▼

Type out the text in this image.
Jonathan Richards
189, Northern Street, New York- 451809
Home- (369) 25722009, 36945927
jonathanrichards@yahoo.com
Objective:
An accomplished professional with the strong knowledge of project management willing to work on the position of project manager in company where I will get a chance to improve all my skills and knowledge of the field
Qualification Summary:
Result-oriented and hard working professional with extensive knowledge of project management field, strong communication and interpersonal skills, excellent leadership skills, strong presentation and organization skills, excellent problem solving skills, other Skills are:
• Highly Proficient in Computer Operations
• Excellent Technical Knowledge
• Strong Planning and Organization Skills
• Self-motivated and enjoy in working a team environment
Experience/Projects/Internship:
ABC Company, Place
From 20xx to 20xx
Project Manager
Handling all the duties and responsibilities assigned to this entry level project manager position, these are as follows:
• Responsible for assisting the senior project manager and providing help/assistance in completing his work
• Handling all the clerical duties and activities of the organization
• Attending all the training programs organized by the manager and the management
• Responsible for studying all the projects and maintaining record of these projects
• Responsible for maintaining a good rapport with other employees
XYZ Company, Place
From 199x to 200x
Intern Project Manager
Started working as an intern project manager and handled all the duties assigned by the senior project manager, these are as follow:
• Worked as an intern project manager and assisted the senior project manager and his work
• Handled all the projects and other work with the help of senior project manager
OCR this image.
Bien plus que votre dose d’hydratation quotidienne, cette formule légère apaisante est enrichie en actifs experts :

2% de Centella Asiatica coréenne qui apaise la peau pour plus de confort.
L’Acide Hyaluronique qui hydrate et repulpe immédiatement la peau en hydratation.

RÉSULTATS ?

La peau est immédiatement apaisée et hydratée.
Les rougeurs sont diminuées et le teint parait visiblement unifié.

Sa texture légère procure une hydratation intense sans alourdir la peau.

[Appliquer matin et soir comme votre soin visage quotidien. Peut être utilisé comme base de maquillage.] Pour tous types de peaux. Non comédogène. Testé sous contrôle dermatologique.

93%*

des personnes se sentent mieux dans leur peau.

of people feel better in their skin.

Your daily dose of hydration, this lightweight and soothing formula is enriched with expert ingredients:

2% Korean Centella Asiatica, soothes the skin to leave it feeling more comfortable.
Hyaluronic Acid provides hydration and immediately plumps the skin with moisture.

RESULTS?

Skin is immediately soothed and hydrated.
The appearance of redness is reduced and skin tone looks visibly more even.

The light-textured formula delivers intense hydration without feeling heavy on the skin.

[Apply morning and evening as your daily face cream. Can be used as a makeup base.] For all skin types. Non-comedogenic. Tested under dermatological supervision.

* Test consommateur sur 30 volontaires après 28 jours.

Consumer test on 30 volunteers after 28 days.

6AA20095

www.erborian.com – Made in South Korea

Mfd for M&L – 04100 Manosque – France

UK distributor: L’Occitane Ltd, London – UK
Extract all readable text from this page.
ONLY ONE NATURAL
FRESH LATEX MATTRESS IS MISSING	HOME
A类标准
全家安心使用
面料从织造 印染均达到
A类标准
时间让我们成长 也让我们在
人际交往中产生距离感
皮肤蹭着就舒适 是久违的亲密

▲

• Set problem: Report all lines of the material that contain the word "Handling".

• Exercise response:
Handling all the duties and responsibilities assigned to this entry level project manager position, these are as follows:
• Handling all the clerical duties and activities of the organization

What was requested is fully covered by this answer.